▶ [Task to complete]: Pictures stay out of the copy; set down each line of the listing below exactly.
┄┄┄┄┄┄┄┄┄┄
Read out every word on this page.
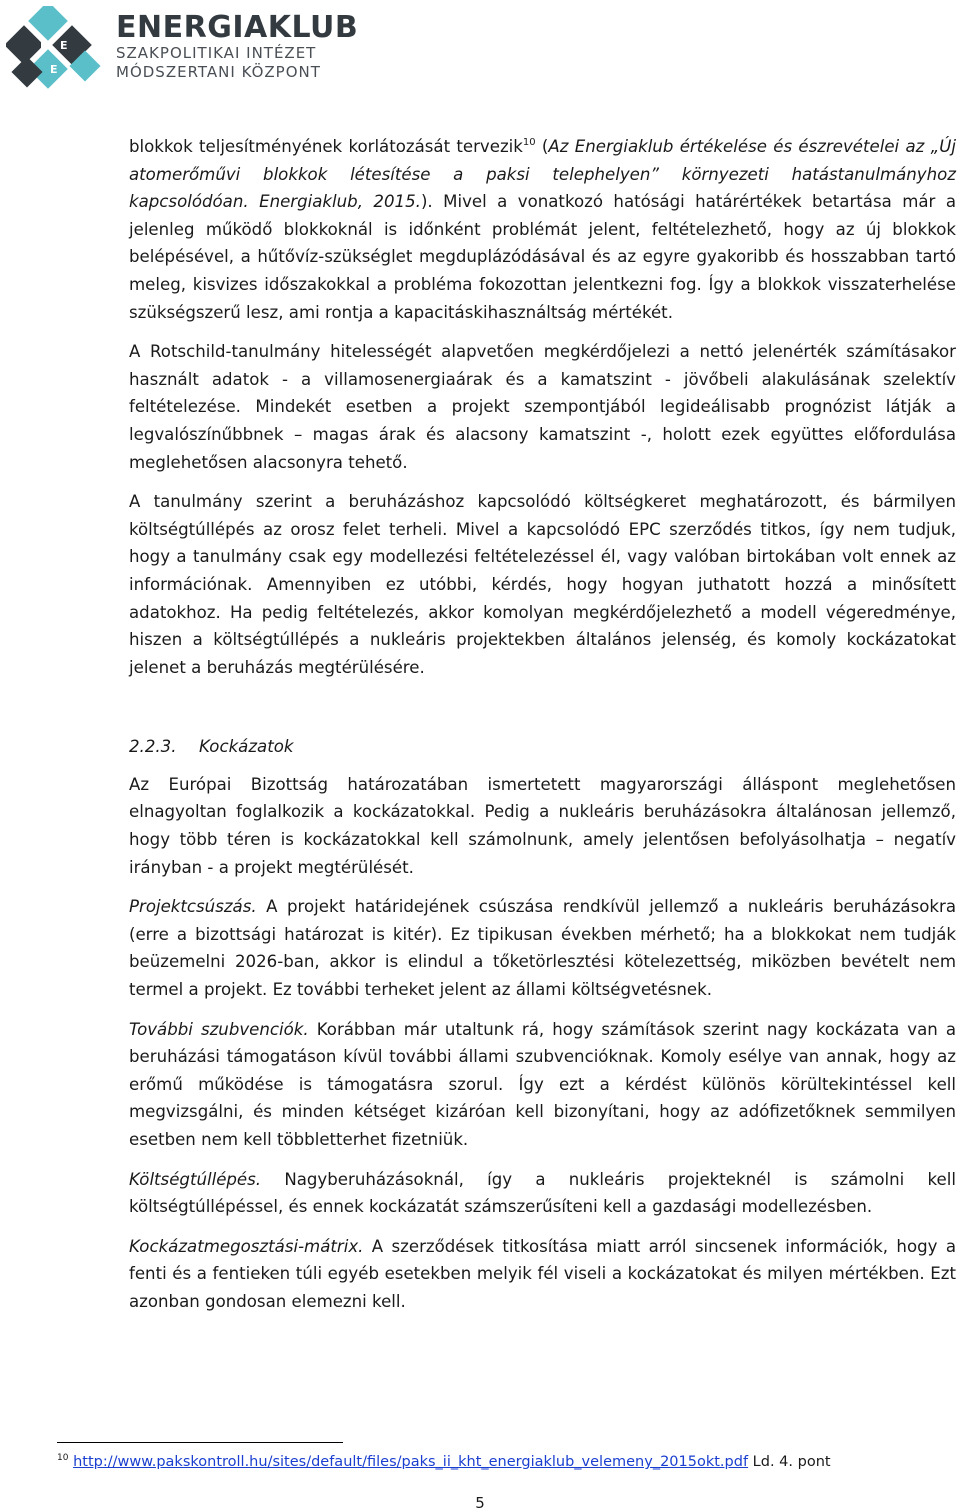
E E
E
ENERGIAKLUB
SZAKPOLITIKAI INTÉZET
MÓDSZERTANI KÖZPONT

blokkok teljesítményének korlátozását tervezik$^{10}$ (Az Energiaklub értékelése és észrevételei az „Új atomerőművi blokkok létesítése a paksi telephelyen” környezeti hatástanulmányhoz kapcsolódóan. Energiaklub, 2015.). Mivel a vonatkozó hatósági határértékek betartása már a jelenleg működő blokkoknál is időnként problémát jelent, feltételezhető, hogy az új blokkok belépésével, a hűtővíz-szükséglet megduplázódásával és az egyre gyakoribb és hosszabban tartó meleg, kisvizes időszakokkal a probléma fokozottan jelentkezni fog. Így a blokkok visszaterhelése szükségszerű lesz, ami rontja a kapacitáskihasználtság mértékét.

A Rotschild-tanulmány hitelességét alapvetően megkérdőjelezi a nettó jelenérték számításakor használt adatok - a villamosenergiaárak és a kamatszint - jövőbeli alakulásának szelektív feltételezése. Mindekét esetben a projekt szempontjából legideálisabb prognózist látják a legvalószínűbbnek – magas árak és alacsony kamatszint -, holott ezek együttes előfordulása meglehetősen alacsonyra tehető.

A tanulmány szerint a beruházáshoz kapcsolódó költségkeret meghatározott, és bármilyen költségtúllépés az orosz felet terheli. Mivel a kapcsolódó EPC szerződés titkos, így nem tudjuk, hogy a tanulmány csak egy modellezési feltételezéssel él, vagy valóban birtokában volt ennek az információnak. Amennyiben ez utóbbi, kérdés, hogy hogyan juthatott hozzá a minősített adatokhoz. Ha pedig feltételezés, akkor komolyan megkérdőjelezhető a modell végeredménye, hiszen a költségtúllépés a nukleáris projektekben általános jelenség, és komoly kockázatokat jelenet a beruházás megtérülésére.

2.2.3. Kockázatok

Az Európai Bizottság határozatában ismertetett magyarországi álláspont meglehetősen elnagyoltan foglalkozik a kockázatokkal. Pedig a nukleáris beruházásokra általánosan jellemző, hogy több téren is kockázatokkal kell számolnunk, amely jelentősen befolyásolhatja – negatív irányban - a projekt megtérülését.

Projektcsúszás. A projekt határidejének csúszása rendkívül jellemző a nukleáris beruházásokra (erre a bizottsági határozat is kitér). Ez tipikusan években mérhető; ha a blokkokat nem tudják beüzemelni 2026-ban, akkor is elindul a tőketörlesztési kötelezettség, miközben bevételt nem termel a projekt. Ez további terheket jelent az állami költségvetésnek.

További szubvenciók. Korábban már utaltunk rá, hogy számítások szerint nagy kockázata van a beruházási támogatáson kívül további állami szubvencióknak. Komoly esélye van annak, hogy az erőmű működése is támogatásra szorul. Így ezt a kérdést különös körültekintéssel kell megvizsgálni, és minden kétséget kizáróan kell bizonyítani, hogy az adófizetőknek semmilyen esetben nem kell többletterhet fizetniük.

Költségtúllépés. Nagyberuházásoknál, így a nukleáris projekteknél is számolni kell költségtúllépéssel, és ennek kockázatát számszerűsíteni kell a gazdasági modellezésben.

Kockázatmegosztási-mátrix. A szerződések titkosítása miatt arról sincsenek információk, hogy a fenti és a fentieken túli egyéb esetekben melyik fél viseli a kockázatokat és milyen mértékben. Ezt azonban gondosan elemezni kell.

$^{10}$ http://www.pakskontroll.hu/sites/default/files/paks_ii_kht_energiaklub_velemeny_2015okt.pdf Ld. 4. pont
5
┄┄┄┄┄┄┄┄┄┄
▶ [The answer]:
Read out every word on this page.
E E
E
ENERGIAKLUB
SZAKPOLITIKAI INTÉZET
MÓDSZERTANI KÖZPONT

blokkok teljesítményének korlátozását tervezik$^{10}$ (Az Energiaklub értékelése és észrevételei az „Új atomerőművi blokkok létesítése a paksi telephelyen” környezeti hatástanulmányhoz kapcsolódóan. Energiaklub, 2015.). Mivel a vonatkozó hatósági határértékek betartása már a jelenleg működő blokkoknál is időnként problémát jelent, feltételezhető, hogy az új blokkok belépésével, a hűtővíz-szükséglet megduplázódásával és az egyre gyakoribb és hosszabban tartó meleg, kisvizes időszakokkal a probléma fokozottan jelentkezni fog. Így a blokkok visszaterhelése szükségszerű lesz, ami rontja a kapacitáskihasználtság mértékét.

A Rotschild-tanulmány hitelességét alapvetően megkérdőjelezi a nettó jelenérték számításakor használt adatok - a villamosenergiaárak és a kamatszint - jövőbeli alakulásának szelektív feltételezése. Mindekét esetben a projekt szempontjából legideálisabb prognózist látják a legvalószínűbbnek – magas árak és alacsony kamatszint -, holott ezek együttes előfordulása meglehetősen alacsonyra tehető.

A tanulmány szerint a beruházáshoz kapcsolódó költségkeret meghatározott, és bármilyen költségtúllépés az orosz felet terheli. Mivel a kapcsolódó EPC szerződés titkos, így nem tudjuk, hogy a tanulmány csak egy modellezési feltételezéssel él, vagy valóban birtokában volt ennek az információnak. Amennyiben ez utóbbi, kérdés, hogy hogyan juthatott hozzá a minősített adatokhoz. Ha pedig feltételezés, akkor komolyan megkérdőjelezhető a modell végeredménye, hiszen a költségtúllépés a nukleáris projektekben általános jelenség, és komoly kockázatokat jelenet a beruházás megtérülésére.

2.2.3. Kockázatok

Az Európai Bizottság határozatában ismertetett magyarországi álláspont meglehetősen elnagyoltan foglalkozik a kockázatokkal. Pedig a nukleáris beruházásokra általánosan jellemző, hogy több téren is kockázatokkal kell számolnunk, amely jelentősen befolyásolhatja – negatív irányban - a projekt megtérülését.

Projektcsúszás. A projekt határidejének csúszása rendkívül jellemző a nukleáris beruházásokra (erre a bizottsági határozat is kitér). Ez tipikusan években mérhető; ha a blokkokat nem tudják beüzemelni 2026-ban, akkor is elindul a tőketörlesztési kötelezettség, miközben bevételt nem termel a projekt. Ez további terheket jelent az állami költségvetésnek.

További szubvenciók. Korábban már utaltunk rá, hogy számítások szerint nagy kockázata van a beruházási támogatáson kívül további állami szubvencióknak. Komoly esélye van annak, hogy az erőmű működése is támogatásra szorul. Így ezt a kérdést különös körültekintéssel kell megvizsgálni, és minden kétséget kizáróan kell bizonyítani, hogy az adófizetőknek semmilyen esetben nem kell többletterhet fizetniük.

Költségtúllépés. Nagyberuházásoknál, így a nukleáris projekteknél is számolni kell költségtúllépéssel, és ennek kockázatát számszerűsíteni kell a gazdasági modellezésben.

Kockázatmegosztási-mátrix. A szerződések titkosítása miatt arról sincsenek információk, hogy a fenti és a fentieken túli egyéb esetekben melyik fél viseli a kockázatokat és milyen mértékben. Ezt azonban gondosan elemezni kell.

$^{10}$ http://www.pakskontroll.hu/sites/default/files/paks_ii_kht_energiaklub_velemeny_2015okt.pdf Ld. 4. pont
5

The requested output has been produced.